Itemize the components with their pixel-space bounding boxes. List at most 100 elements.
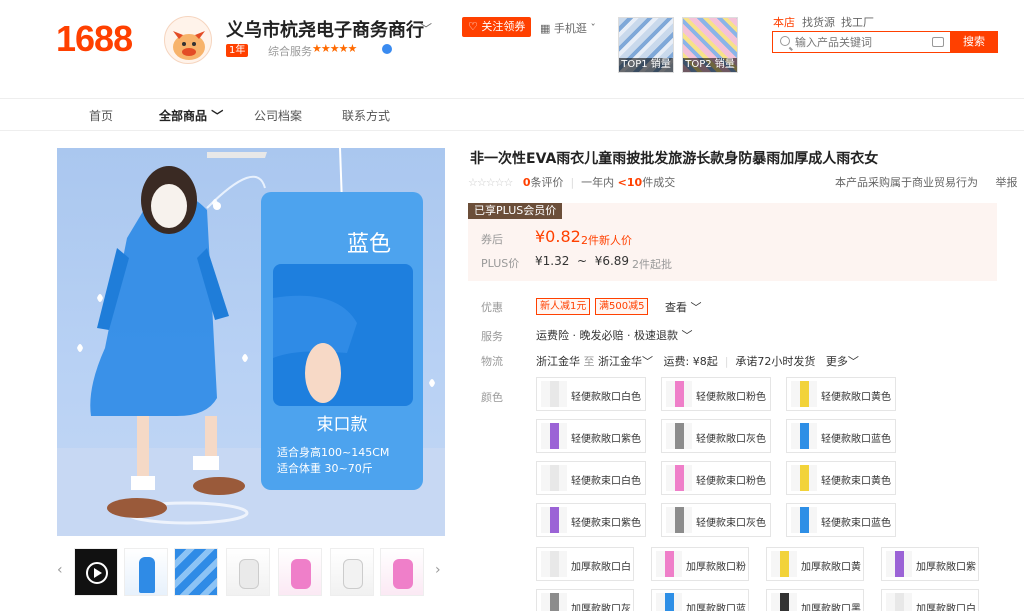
color-sku-option[interactable]: 轻便款敞口灰色	[661, 419, 771, 453]
color-sku-option[interactable]: 轻便款束口紫色	[536, 503, 646, 537]
sku-label: 加厚款敞口白	[571, 562, 631, 573]
thumb-image[interactable]	[330, 548, 374, 596]
ship-promise: 承诺72小时发货	[735, 355, 816, 368]
bull-mascot-icon	[173, 31, 205, 60]
camera-icon[interactable]	[932, 37, 944, 47]
thumb-video[interactable]	[74, 548, 118, 596]
plus-price-range: ¥1.32 ~ ¥6.89	[535, 254, 629, 268]
ship-to-select[interactable]: 浙江金华﹀	[598, 355, 653, 368]
color-sku-option[interactable]: 轻便款束口白色	[536, 461, 646, 495]
top-seller-thumb-1[interactable]: TOP1 销量	[618, 17, 674, 73]
mobile-label: 手机逛	[553, 22, 587, 35]
sku-label: 加厚款敞口蓝	[686, 604, 746, 611]
year-badge: 1年	[226, 44, 249, 57]
search-scope-factory[interactable]: 找工厂	[841, 14, 874, 30]
thumb-image[interactable]	[174, 548, 218, 596]
min-order: 2件起批	[632, 258, 672, 271]
color-sku-option[interactable]: 轻便款敞口蓝色	[786, 419, 896, 453]
thumb-image[interactable]	[226, 548, 270, 596]
service-text[interactable]: 运费险 · 晚发必赔 · 极速退款 ﹀	[536, 327, 692, 343]
sku-label: 加厚款敞口黄	[801, 562, 861, 573]
color-sku-option[interactable]: 加厚款敞口白	[536, 547, 634, 581]
chevron-left-icon[interactable]: ‹	[57, 562, 63, 578]
thumb-image[interactable]	[380, 548, 424, 596]
chevron-down-icon: ﹀	[642, 355, 653, 368]
service-items: 运费险 · 晚发必赔 · 极速退款	[536, 329, 678, 342]
sales-count: <10	[617, 176, 643, 189]
raincoat-child-illustration	[57, 148, 445, 536]
sku-swatch-image	[541, 381, 567, 407]
mobile-browse-link[interactable]: ▦ 手机逛 ˇ	[540, 20, 596, 36]
follow-coupon-button[interactable]: ♡ 关注领券	[462, 17, 532, 37]
thumb-graphic	[291, 559, 311, 589]
sku-swatch-image	[541, 551, 567, 577]
color-sku-option[interactable]: 轻便款敞口紫色	[536, 419, 646, 453]
chevron-down-icon[interactable]: ﹀	[420, 20, 432, 37]
color-sku-option[interactable]: 加厚款敞口紫	[881, 547, 979, 581]
service-stars: ★★★★★	[312, 42, 357, 55]
coupon-price: ¥0.82	[535, 227, 581, 246]
promo-tag-spend[interactable]: 满500减5	[595, 298, 649, 315]
color-sku-option[interactable]: 轻便款束口蓝色	[786, 503, 896, 537]
color-sku-option[interactable]: 加厚款敞口灰	[536, 589, 634, 611]
logistics-more-label: 更多	[825, 355, 848, 368]
color-sku-option[interactable]: 加厚款敞口蓝	[651, 589, 749, 611]
hero-style-title: 束口款	[316, 415, 368, 435]
chevron-right-icon[interactable]: ›	[435, 562, 441, 578]
sku-label: 轻便款束口黄色	[821, 476, 891, 487]
nav-home[interactable]: 首页	[89, 107, 113, 124]
color-sku-option[interactable]: 加厚款敞口黑	[766, 589, 864, 611]
plus-member-tag: 已享PLUS会员价	[468, 203, 563, 219]
service-label: 服务	[481, 330, 503, 343]
search-button[interactable]: 搜索	[950, 31, 998, 53]
thumbnail-strip: ‹ ›	[57, 548, 445, 598]
sku-swatch-image	[541, 507, 567, 533]
report-link[interactable]: 举报	[995, 176, 1017, 189]
sales-suffix: 件成交	[642, 176, 676, 189]
color-sku-option[interactable]: 轻便款敞口白色	[536, 377, 646, 411]
logistics-more[interactable]: 更多﹀	[826, 355, 859, 368]
search-box	[772, 31, 950, 53]
verified-icon[interactable]	[382, 44, 392, 54]
search-scope-source[interactable]: 找货源	[802, 14, 835, 30]
nav-company-profile[interactable]: 公司档案	[254, 107, 302, 124]
sku-label: 加厚款敞口粉	[686, 562, 746, 573]
chevron-down-icon: ﹀	[690, 301, 702, 314]
promo-tag-new-user[interactable]: 新人减1元	[536, 298, 591, 315]
main-product-image[interactable]: 蓝色 束口款 适合身高100~145CM 适合体重 30~70斤	[57, 148, 445, 536]
chevron-down-icon: ﹀	[847, 355, 859, 368]
shop-name[interactable]: 义乌市杭尧电子商务商行	[226, 16, 424, 42]
eval-label[interactable]: 条评价	[530, 176, 563, 189]
color-sku-option[interactable]: 轻便款束口粉色	[661, 461, 771, 495]
color-sku-option[interactable]: 加厚款敞口白	[881, 589, 979, 611]
sku-swatch-image	[541, 593, 567, 611]
nav-contact[interactable]: 联系方式	[342, 107, 390, 124]
color-sku-option[interactable]: 加厚款敞口黄	[766, 547, 864, 581]
color-sku-option[interactable]: 轻便款束口灰色	[661, 503, 771, 537]
offers-view-more[interactable]: 查看 ﹀	[665, 299, 702, 315]
top-seller-thumb-2[interactable]: TOP2 销量	[682, 17, 738, 73]
thumb-image[interactable]	[124, 548, 168, 596]
sku-label: 轻便款敞口粉色	[696, 392, 766, 403]
follow-label: 关注领券	[481, 20, 526, 33]
color-sku-option[interactable]: 轻便款束口黄色	[786, 461, 896, 495]
year-badge-text: 1年	[229, 45, 246, 56]
search-input[interactable]	[795, 34, 925, 50]
thumb-graphic	[139, 557, 155, 593]
hero-weight-line: 适合体重 30~70斤	[277, 462, 373, 475]
color-sku-option[interactable]: 轻便款敞口黄色	[786, 377, 896, 411]
thumb-image[interactable]	[278, 548, 322, 596]
nav-all-products[interactable]: 全部商品 ﹀	[159, 107, 223, 124]
sku-swatch-image	[791, 381, 817, 407]
color-sku-option[interactable]: 加厚款敞口粉	[651, 547, 749, 581]
chevron-down-icon: ﹀	[211, 109, 224, 123]
offers-label: 优惠	[481, 301, 503, 314]
rating-row: ☆☆☆☆☆ 0条评价 | 一年内 <10件成交	[468, 174, 675, 190]
ship-to: 浙江金华	[598, 355, 642, 368]
search-scope-shop[interactable]: 本店	[773, 14, 795, 30]
site-logo[interactable]: 1688	[56, 18, 133, 60]
shop-avatar[interactable]	[164, 16, 212, 64]
color-sku-option[interactable]: 轻便款敞口粉色	[661, 377, 771, 411]
nav-all-products-label: 全部商品	[159, 109, 208, 123]
plus-price-label: PLUS价	[481, 257, 520, 270]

== What the task requires ==
Rewrite the entries starting at the line containing "419, 771, 453]" and ending at the line containing "548, 118, 596]", with "color-sku-option" replaced by "color-option" and nothing else changed. Give only those lines.

== Complete answer ==
color-option[interactable]: 轻便款敞口灰色	[661, 419, 771, 453]
color-option[interactable]: 轻便款束口紫色	[536, 503, 646, 537]
sku-label: 加厚款敞口白	[571, 562, 631, 573]
thumb-image[interactable]	[330, 548, 374, 596]
ship-promise: 承诺72小时发货	[735, 355, 816, 368]
bull-mascot-icon	[173, 31, 205, 60]
camera-icon[interactable]	[932, 37, 944, 47]
thumb-video[interactable]	[74, 548, 118, 596]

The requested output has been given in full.